> [THE EXERCISE]: Write out the whole listing again, exactly.

> [INPUT DATA]:
● ● ●

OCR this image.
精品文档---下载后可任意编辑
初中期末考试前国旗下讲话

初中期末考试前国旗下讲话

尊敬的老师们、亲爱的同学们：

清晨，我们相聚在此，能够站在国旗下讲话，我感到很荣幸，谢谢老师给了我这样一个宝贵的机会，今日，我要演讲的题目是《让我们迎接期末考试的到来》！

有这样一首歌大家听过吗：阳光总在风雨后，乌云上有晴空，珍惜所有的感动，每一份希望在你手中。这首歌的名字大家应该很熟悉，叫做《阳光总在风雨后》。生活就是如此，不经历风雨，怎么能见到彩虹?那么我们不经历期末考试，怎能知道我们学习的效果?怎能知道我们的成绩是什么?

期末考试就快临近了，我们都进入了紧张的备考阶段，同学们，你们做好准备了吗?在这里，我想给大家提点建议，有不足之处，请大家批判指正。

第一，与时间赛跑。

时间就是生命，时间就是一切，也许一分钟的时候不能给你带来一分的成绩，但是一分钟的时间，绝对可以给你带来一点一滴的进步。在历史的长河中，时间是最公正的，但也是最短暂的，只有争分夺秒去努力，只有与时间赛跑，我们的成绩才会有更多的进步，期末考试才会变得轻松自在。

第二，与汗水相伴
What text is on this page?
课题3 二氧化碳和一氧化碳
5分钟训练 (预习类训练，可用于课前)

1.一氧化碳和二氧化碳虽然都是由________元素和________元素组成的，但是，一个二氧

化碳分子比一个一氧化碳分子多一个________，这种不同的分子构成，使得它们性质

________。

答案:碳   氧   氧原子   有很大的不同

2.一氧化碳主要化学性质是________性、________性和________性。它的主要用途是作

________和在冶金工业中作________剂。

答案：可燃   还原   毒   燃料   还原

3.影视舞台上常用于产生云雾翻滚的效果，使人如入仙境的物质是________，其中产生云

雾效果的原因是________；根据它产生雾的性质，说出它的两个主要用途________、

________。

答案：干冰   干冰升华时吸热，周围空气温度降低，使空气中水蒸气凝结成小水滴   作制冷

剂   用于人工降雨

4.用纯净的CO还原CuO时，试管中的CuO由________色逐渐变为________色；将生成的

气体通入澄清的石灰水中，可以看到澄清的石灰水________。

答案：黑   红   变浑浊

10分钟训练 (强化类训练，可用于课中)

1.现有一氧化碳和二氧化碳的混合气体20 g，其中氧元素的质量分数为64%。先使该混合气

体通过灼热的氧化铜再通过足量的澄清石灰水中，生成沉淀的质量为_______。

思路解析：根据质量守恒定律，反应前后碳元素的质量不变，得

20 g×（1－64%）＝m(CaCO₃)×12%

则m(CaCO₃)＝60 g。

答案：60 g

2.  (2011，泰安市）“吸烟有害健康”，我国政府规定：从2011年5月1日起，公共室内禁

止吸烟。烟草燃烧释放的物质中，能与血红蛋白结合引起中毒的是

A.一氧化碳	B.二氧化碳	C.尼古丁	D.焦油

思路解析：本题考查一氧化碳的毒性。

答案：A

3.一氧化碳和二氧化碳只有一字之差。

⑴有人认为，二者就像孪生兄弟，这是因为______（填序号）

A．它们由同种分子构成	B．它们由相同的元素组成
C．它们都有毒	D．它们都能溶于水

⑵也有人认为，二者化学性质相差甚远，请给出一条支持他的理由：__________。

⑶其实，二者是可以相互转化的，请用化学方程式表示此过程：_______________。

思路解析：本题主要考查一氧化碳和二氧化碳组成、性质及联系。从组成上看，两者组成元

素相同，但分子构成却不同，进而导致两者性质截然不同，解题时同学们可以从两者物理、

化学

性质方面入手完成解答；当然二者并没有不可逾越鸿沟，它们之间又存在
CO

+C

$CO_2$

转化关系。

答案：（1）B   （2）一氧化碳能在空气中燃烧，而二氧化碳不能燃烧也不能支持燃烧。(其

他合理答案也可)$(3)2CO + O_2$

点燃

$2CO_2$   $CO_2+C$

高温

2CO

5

● ● ●

> [ANSWER TO THE PROBLEM]:
OCR this image.
精品文档---下载后可任意编辑
初中期末考试前国旗下讲话

初中期末考试前国旗下讲话

尊敬的老师们、亲爱的同学们：

清晨，我们相聚在此，能够站在国旗下讲话，我感到很荣幸，谢谢老师给了我这样一个宝贵的机会，今日，我要演讲的题目是《让我们迎接期末考试的到来》！

有这样一首歌大家听过吗：阳光总在风雨后，乌云上有晴空，珍惜所有的感动，每一份希望在你手中。这首歌的名字大家应该很熟悉，叫做《阳光总在风雨后》。生活就是如此，不经历风雨，怎么能见到彩虹?那么我们不经历期末考试，怎能知道我们学习的效果?怎能知道我们的成绩是什么?

期末考试就快临近了，我们都进入了紧张的备考阶段，同学们，你们做好准备了吗?在这里，我想给大家提点建议，有不足之处，请大家批判指正。

第一，与时间赛跑。

时间就是生命，时间就是一切，也许一分钟的时候不能给你带来一分的成绩，但是一分钟的时间，绝对可以给你带来一点一滴的进步。在历史的长河中，时间是最公正的，但也是最短暂的，只有争分夺秒去努力，只有与时间赛跑，我们的成绩才会有更多的进步，期末考试才会变得轻松自在。

第二，与汗水相伴
What text is on this page?
课题3 二氧化碳和一氧化碳
5分钟训练 (预习类训练，可用于课前)

1.一氧化碳和二氧化碳虽然都是由________元素和________元素组成的，但是，一个二氧

化碳分子比一个一氧化碳分子多一个________，这种不同的分子构成，使得它们性质

________。

答案:碳   氧   氧原子   有很大的不同

2.一氧化碳主要化学性质是________性、________性和________性。它的主要用途是作

________和在冶金工业中作________剂。

答案：可燃   还原   毒   燃料   还原

3.影视舞台上常用于产生云雾翻滚的效果，使人如入仙境的物质是________，其中产生云

雾效果的原因是________；根据它产生雾的性质，说出它的两个主要用途________、

________。

答案：干冰   干冰升华时吸热，周围空气温度降低，使空气中水蒸气凝结成小水滴   作制冷

剂   用于人工降雨

4.用纯净的CO还原CuO时，试管中的CuO由________色逐渐变为________色；将生成的

气体通入澄清的石灰水中，可以看到澄清的石灰水________。

答案：黑   红   变浑浊

10分钟训练 (强化类训练，可用于课中)

1.现有一氧化碳和二氧化碳的混合气体20 g，其中氧元素的质量分数为64%。先使该混合气

体通过灼热的氧化铜再通过足量的澄清石灰水中，生成沉淀的质量为_______。

思路解析：根据质量守恒定律，反应前后碳元素的质量不变，得

20 g×（1－64%）＝m(CaCO₃)×12%

则m(CaCO₃)＝60 g。

答案：60 g

2.  (2011，泰安市）“吸烟有害健康”，我国政府规定：从2011年5月1日起，公共室内禁

止吸烟。烟草燃烧释放的物质中，能与血红蛋白结合引起中毒的是

A.一氧化碳	B.二氧化碳	C.尼古丁	D.焦油

思路解析：本题考查一氧化碳的毒性。

答案：A

3.一氧化碳和二氧化碳只有一字之差。

⑴有人认为，二者就像孪生兄弟，这是因为______（填序号）

A．它们由同种分子构成	B．它们由相同的元素组成
C．它们都有毒	D．它们都能溶于水

⑵也有人认为，二者化学性质相差甚远，请给出一条支持他的理由：__________。

⑶其实，二者是可以相互转化的，请用化学方程式表示此过程：_______________。

思路解析：本题主要考查一氧化碳和二氧化碳组成、性质及联系。从组成上看，两者组成元

素相同，但分子构成却不同，进而导致两者性质截然不同，解题时同学们可以从两者物理、

化学

性质方面入手完成解答；当然二者并没有不可逾越鸿沟，它们之间又存在
CO

+C

$CO_2$

转化关系。

答案：（1）B   （2）一氧化碳能在空气中燃烧，而二氧化碳不能燃烧也不能支持燃烧。(其

他合理答案也可)$(3)2CO + O_2$

点燃

$2CO_2$   $CO_2+C$

高温

2CO

5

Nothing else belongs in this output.